>> Begin RECORDS SUPPLIED
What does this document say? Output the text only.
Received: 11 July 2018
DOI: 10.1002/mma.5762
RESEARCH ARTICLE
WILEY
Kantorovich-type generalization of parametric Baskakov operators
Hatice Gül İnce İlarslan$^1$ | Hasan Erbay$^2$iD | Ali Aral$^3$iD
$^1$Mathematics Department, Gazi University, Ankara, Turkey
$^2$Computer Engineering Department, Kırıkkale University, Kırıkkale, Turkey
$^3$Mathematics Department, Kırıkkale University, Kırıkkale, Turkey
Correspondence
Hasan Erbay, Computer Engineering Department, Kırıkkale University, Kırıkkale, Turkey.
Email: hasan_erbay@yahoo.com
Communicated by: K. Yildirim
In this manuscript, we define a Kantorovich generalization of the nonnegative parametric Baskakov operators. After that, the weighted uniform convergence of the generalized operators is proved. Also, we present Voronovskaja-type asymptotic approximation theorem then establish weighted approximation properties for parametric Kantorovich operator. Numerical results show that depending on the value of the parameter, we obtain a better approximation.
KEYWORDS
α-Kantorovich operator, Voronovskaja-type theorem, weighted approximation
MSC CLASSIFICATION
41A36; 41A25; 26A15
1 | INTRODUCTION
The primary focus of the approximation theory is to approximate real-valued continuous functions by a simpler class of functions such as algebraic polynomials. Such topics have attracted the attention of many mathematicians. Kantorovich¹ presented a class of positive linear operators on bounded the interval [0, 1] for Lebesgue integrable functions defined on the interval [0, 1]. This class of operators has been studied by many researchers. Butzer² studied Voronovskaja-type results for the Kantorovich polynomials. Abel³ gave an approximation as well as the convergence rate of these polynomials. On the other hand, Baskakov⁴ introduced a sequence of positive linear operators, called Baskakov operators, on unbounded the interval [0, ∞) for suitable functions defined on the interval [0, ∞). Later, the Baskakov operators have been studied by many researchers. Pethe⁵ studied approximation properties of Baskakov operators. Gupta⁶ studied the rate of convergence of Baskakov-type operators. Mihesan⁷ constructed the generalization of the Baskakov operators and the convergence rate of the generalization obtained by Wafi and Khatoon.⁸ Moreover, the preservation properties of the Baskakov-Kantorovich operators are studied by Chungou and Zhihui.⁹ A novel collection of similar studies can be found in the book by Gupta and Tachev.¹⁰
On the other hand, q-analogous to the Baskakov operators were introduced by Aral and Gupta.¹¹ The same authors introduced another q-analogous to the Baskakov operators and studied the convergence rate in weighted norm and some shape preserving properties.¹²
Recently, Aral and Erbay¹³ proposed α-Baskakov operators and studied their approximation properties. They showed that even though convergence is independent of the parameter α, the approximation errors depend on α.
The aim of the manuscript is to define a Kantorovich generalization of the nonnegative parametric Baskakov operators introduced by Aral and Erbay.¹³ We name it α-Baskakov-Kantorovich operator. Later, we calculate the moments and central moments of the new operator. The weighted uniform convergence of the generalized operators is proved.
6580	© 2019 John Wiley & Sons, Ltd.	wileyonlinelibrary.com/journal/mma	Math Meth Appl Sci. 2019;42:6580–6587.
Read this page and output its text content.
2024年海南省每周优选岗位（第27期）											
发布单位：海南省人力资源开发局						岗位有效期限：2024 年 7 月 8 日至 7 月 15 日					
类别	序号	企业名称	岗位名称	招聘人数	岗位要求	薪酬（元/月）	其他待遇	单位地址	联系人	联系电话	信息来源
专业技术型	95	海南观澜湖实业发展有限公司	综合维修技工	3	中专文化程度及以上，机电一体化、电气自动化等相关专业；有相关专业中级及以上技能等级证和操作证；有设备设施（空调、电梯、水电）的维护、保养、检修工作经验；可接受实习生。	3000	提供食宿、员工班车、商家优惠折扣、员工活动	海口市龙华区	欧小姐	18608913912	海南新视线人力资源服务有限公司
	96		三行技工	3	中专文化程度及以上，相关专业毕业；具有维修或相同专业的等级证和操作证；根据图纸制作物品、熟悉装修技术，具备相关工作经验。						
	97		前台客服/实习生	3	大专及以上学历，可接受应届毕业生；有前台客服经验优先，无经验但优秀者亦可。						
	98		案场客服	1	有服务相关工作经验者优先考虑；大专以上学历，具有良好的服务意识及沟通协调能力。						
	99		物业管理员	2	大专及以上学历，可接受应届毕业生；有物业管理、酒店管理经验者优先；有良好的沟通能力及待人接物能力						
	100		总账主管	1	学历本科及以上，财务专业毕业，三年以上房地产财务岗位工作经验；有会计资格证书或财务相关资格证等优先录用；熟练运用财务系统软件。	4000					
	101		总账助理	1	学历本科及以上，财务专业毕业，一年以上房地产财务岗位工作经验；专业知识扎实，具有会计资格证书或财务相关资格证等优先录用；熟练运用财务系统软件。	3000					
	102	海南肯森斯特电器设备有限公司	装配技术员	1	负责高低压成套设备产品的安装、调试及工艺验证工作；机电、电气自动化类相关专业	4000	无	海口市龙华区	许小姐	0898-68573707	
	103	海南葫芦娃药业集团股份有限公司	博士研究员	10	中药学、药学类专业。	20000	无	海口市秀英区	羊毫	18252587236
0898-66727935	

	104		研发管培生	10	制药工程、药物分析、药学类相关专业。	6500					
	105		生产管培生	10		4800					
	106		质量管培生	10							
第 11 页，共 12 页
>> End RECORDS SUPPLIED
## EXERCISE GOAL
All of the data needs to be reproduced exactly, with no line missing.

## RESULT OF THIS EXERCISE
What does this document say? Output the text only.
Received: 11 July 2018
DOI: 10.1002/mma.5762
RESEARCH ARTICLE
WILEY
Kantorovich-type generalization of parametric Baskakov operators
Hatice Gül İnce İlarslan$^1$ | Hasan Erbay$^2$iD | Ali Aral$^3$iD
$^1$Mathematics Department, Gazi University, Ankara, Turkey
$^2$Computer Engineering Department, Kırıkkale University, Kırıkkale, Turkey
$^3$Mathematics Department, Kırıkkale University, Kırıkkale, Turkey
Correspondence
Hasan Erbay, Computer Engineering Department, Kırıkkale University, Kırıkkale, Turkey.
Email: hasan_erbay@yahoo.com
Communicated by: K. Yildirim
In this manuscript, we define a Kantorovich generalization of the nonnegative parametric Baskakov operators. After that, the weighted uniform convergence of the generalized operators is proved. Also, we present Voronovskaja-type asymptotic approximation theorem then establish weighted approximation properties for parametric Kantorovich operator. Numerical results show that depending on the value of the parameter, we obtain a better approximation.
KEYWORDS
α-Kantorovich operator, Voronovskaja-type theorem, weighted approximation
MSC CLASSIFICATION
41A36; 41A25; 26A15
1 | INTRODUCTION
The primary focus of the approximation theory is to approximate real-valued continuous functions by a simpler class of functions such as algebraic polynomials. Such topics have attracted the attention of many mathematicians. Kantorovich¹ presented a class of positive linear operators on bounded the interval [0, 1] for Lebesgue integrable functions defined on the interval [0, 1]. This class of operators has been studied by many researchers. Butzer² studied Voronovskaja-type results for the Kantorovich polynomials. Abel³ gave an approximation as well as the convergence rate of these polynomials. On the other hand, Baskakov⁴ introduced a sequence of positive linear operators, called Baskakov operators, on unbounded the interval [0, ∞) for suitable functions defined on the interval [0, ∞). Later, the Baskakov operators have been studied by many researchers. Pethe⁵ studied approximation properties of Baskakov operators. Gupta⁶ studied the rate of convergence of Baskakov-type operators. Mihesan⁷ constructed the generalization of the Baskakov operators and the convergence rate of the generalization obtained by Wafi and Khatoon.⁸ Moreover, the preservation properties of the Baskakov-Kantorovich operators are studied by Chungou and Zhihui.⁹ A novel collection of similar studies can be found in the book by Gupta and Tachev.¹⁰
On the other hand, q-analogous to the Baskakov operators were introduced by Aral and Gupta.¹¹ The same authors introduced another q-analogous to the Baskakov operators and studied the convergence rate in weighted norm and some shape preserving properties.¹²
Recently, Aral and Erbay¹³ proposed α-Baskakov operators and studied their approximation properties. They showed that even though convergence is independent of the parameter α, the approximation errors depend on α.
The aim of the manuscript is to define a Kantorovich generalization of the nonnegative parametric Baskakov operators introduced by Aral and Erbay.¹³ We name it α-Baskakov-Kantorovich operator. Later, we calculate the moments and central moments of the new operator. The weighted uniform convergence of the generalized operators is proved.
6580	© 2019 John Wiley & Sons, Ltd.	wileyonlinelibrary.com/journal/mma	Math Meth Appl Sci. 2019;42:6580–6587.
Read this page and output its text content.
2024年海南省每周优选岗位（第27期）											
发布单位：海南省人力资源开发局						岗位有效期限：2024 年 7 月 8 日至 7 月 15 日					
类别	序号	企业名称	岗位名称	招聘人数	岗位要求	薪酬（元/月）	其他待遇	单位地址	联系人	联系电话	信息来源
专业技术型	95	海南观澜湖实业发展有限公司	综合维修技工	3	中专文化程度及以上，机电一体化、电气自动化等相关专业；有相关专业中级及以上技能等级证和操作证；有设备设施（空调、电梯、水电）的维护、保养、检修工作经验；可接受实习生。	3000	提供食宿、员工班车、商家优惠折扣、员工活动	海口市龙华区	欧小姐	18608913912	海南新视线人力资源服务有限公司
	96		三行技工	3	中专文化程度及以上，相关专业毕业；具有维修或相同专业的等级证和操作证；根据图纸制作物品、熟悉装修技术，具备相关工作经验。						
	97		前台客服/实习生	3	大专及以上学历，可接受应届毕业生；有前台客服经验优先，无经验但优秀者亦可。						
	98		案场客服	1	有服务相关工作经验者优先考虑；大专以上学历，具有良好的服务意识及沟通协调能力。						
	99		物业管理员	2	大专及以上学历，可接受应届毕业生；有物业管理、酒店管理经验者优先；有良好的沟通能力及待人接物能力						
	100		总账主管	1	学历本科及以上，财务专业毕业，三年以上房地产财务岗位工作经验；有会计资格证书或财务相关资格证等优先录用；熟练运用财务系统软件。	4000					
	101		总账助理	1	学历本科及以上，财务专业毕业，一年以上房地产财务岗位工作经验；专业知识扎实，具有会计资格证书或财务相关资格证等优先录用；熟练运用财务系统软件。	3000					
	102	海南肯森斯特电器设备有限公司	装配技术员	1	负责高低压成套设备产品的安装、调试及工艺验证工作；机电、电气自动化类相关专业	4000	无	海口市龙华区	许小姐	0898-68573707	
	103	海南葫芦娃药业集团股份有限公司	博士研究员	10	中药学、药学类专业。	20000	无	海口市秀英区	羊毫	18252587236
0898-66727935	

	104		研发管培生	10	制药工程、药物分析、药学类相关专业。	6500					
	105		生产管培生	10		4800					
	106		质量管培生	10							
第 11 页，共 12 页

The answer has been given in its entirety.